--- START OF RECORDS FOR THE TASK ---
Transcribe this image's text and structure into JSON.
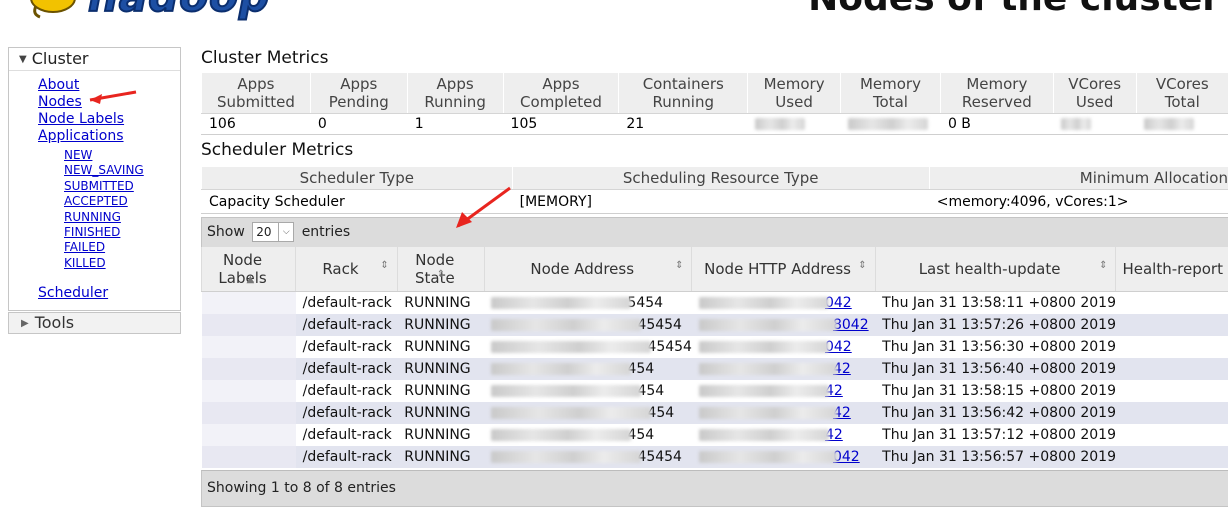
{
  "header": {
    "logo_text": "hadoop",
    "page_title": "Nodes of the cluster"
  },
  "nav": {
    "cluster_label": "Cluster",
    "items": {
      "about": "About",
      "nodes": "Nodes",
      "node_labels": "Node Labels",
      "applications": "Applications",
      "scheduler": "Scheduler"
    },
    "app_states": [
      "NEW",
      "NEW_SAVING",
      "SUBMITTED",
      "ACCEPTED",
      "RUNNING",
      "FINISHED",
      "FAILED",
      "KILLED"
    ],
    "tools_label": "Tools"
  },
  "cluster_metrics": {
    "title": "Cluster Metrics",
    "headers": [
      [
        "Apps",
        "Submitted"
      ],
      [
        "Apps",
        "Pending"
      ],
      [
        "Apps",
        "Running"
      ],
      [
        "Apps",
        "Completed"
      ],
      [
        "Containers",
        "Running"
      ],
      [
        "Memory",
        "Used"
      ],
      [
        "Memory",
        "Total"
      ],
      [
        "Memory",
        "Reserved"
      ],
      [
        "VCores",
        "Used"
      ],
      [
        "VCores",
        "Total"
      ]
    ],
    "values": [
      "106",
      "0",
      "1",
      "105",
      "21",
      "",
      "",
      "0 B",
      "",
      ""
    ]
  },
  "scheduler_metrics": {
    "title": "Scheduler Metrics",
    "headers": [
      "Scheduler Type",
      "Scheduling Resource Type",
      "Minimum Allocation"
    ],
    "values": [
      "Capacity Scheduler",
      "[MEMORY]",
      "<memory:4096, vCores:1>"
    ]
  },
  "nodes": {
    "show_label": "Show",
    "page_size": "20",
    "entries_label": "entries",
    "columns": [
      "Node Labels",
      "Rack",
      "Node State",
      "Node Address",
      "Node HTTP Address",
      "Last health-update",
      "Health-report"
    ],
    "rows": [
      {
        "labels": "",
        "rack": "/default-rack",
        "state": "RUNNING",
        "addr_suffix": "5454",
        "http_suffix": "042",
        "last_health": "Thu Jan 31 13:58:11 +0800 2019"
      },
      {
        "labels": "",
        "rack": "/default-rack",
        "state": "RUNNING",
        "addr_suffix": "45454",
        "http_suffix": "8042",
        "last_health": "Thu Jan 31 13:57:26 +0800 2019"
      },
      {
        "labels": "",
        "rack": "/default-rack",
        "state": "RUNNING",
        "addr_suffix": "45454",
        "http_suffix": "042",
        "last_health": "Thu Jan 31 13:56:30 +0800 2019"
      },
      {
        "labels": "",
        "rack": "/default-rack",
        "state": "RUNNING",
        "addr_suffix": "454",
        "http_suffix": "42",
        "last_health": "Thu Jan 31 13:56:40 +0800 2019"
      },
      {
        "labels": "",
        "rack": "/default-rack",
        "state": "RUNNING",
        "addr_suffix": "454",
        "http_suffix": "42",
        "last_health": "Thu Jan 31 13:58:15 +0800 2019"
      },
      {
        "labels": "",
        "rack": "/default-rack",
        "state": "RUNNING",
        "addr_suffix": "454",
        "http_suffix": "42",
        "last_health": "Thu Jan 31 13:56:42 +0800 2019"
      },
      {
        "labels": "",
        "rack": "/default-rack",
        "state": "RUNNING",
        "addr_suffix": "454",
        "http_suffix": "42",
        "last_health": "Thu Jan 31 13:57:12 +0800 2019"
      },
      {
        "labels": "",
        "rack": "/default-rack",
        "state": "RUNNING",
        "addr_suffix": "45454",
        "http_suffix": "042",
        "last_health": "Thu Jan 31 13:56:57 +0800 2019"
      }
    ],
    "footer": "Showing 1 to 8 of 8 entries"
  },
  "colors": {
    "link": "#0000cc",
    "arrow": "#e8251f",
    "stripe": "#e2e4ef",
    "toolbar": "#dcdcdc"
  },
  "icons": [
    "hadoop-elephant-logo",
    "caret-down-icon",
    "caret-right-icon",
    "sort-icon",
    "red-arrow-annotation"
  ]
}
--- END OF RECORDS FOR THE TASK ---
PROBLEM TO WORK ON:
In the copy, include all records verbatim but no images.

CORRECT ANSWER:
Transcribe this image's text and structure into JSON.
{
  "header": {
    "logo_text": "hadoop",
    "page_title": "Nodes of the cluster"
  },
  "nav": {
    "cluster_label": "Cluster",
    "items": {
      "about": "About",
      "nodes": "Nodes",
      "node_labels": "Node Labels",
      "applications": "Applications",
      "scheduler": "Scheduler"
    },
    "app_states": [
      "NEW",
      "NEW_SAVING",
      "SUBMITTED",
      "ACCEPTED",
      "RUNNING",
      "FINISHED",
      "FAILED",
      "KILLED"
    ],
    "tools_label": "Tools"
  },
  "cluster_metrics": {
    "title": "Cluster Metrics",
    "headers": [
      [
        "Apps",
        "Submitted"
      ],
      [
        "Apps",
        "Pending"
      ],
      [
        "Apps",
        "Running"
      ],
      [
        "Apps",
        "Completed"
      ],
      [
        "Containers",
        "Running"
      ],
      [
        "Memory",
        "Used"
      ],
      [
        "Memory",
        "Total"
      ],
      [
        "Memory",
        "Reserved"
      ],
      [
        "VCores",
        "Used"
      ],
      [
        "VCores",
        "Total"
      ]
    ],
    "values": [
      "106",
      "0",
      "1",
      "105",
      "21",
      "",
      "",
      "0 B",
      "",
      ""
    ]
  },
  "scheduler_metrics": {
    "title": "Scheduler Metrics",
    "headers": [
      "Scheduler Type",
      "Scheduling Resource Type",
      "Minimum Allocation"
    ],
    "values": [
      "Capacity Scheduler",
      "[MEMORY]",
      "<memory:4096, vCores:1>"
    ]
  },
  "nodes": {
    "show_label": "Show",
    "page_size": "20",
    "entries_label": "entries",
    "columns": [
      "Node Labels",
      "Rack",
      "Node State",
      "Node Address",
      "Node HTTP Address",
      "Last health-update",
      "Health-report"
    ],
    "rows": [
      {
        "labels": "",
        "rack": "/default-rack",
        "state": "RUNNING",
        "addr_suffix": "5454",
        "http_suffix": "042",
        "last_health": "Thu Jan 31 13:58:11 +0800 2019"
      },
      {
        "labels": "",
        "rack": "/default-rack",
        "state": "RUNNING",
        "addr_suffix": "45454",
        "http_suffix": "8042",
        "last_health": "Thu Jan 31 13:57:26 +0800 2019"
      },
      {
        "labels": "",
        "rack": "/default-rack",
        "state": "RUNNING",
        "addr_suffix": "45454",
        "http_suffix": "042",
        "last_health": "Thu Jan 31 13:56:30 +0800 2019"
      },
      {
        "labels": "",
        "rack": "/default-rack",
        "state": "RUNNING",
        "addr_suffix": "454",
        "http_suffix": "42",
        "last_health": "Thu Jan 31 13:56:40 +0800 2019"
      },
      {
        "labels": "",
        "rack": "/default-rack",
        "state": "RUNNING",
        "addr_suffix": "454",
        "http_suffix": "42",
        "last_health": "Thu Jan 31 13:58:15 +0800 2019"
      },
      {
        "labels": "",
        "rack": "/default-rack",
        "state": "RUNNING",
        "addr_suffix": "454",
        "http_suffix": "42",
        "last_health": "Thu Jan 31 13:56:42 +0800 2019"
      },
      {
        "labels": "",
        "rack": "/default-rack",
        "state": "RUNNING",
        "addr_suffix": "454",
        "http_suffix": "42",
        "last_health": "Thu Jan 31 13:57:12 +0800 2019"
      },
      {
        "labels": "",
        "rack": "/default-rack",
        "state": "RUNNING",
        "addr_suffix": "45454",
        "http_suffix": "042",
        "last_health": "Thu Jan 31 13:56:57 +0800 2019"
      }
    ],
    "footer": "Showing 1 to 8 of 8 entries"
  },
  "colors": {
    "link": "#0000cc",
    "arrow": "#e8251f",
    "stripe": "#e2e4ef",
    "toolbar": "#dcdcdc"
  },
  "icons": [
    "hadoop-elephant-logo",
    "caret-down-icon",
    "caret-right-icon",
    "sort-icon",
    "red-arrow-annotation"
  ]
}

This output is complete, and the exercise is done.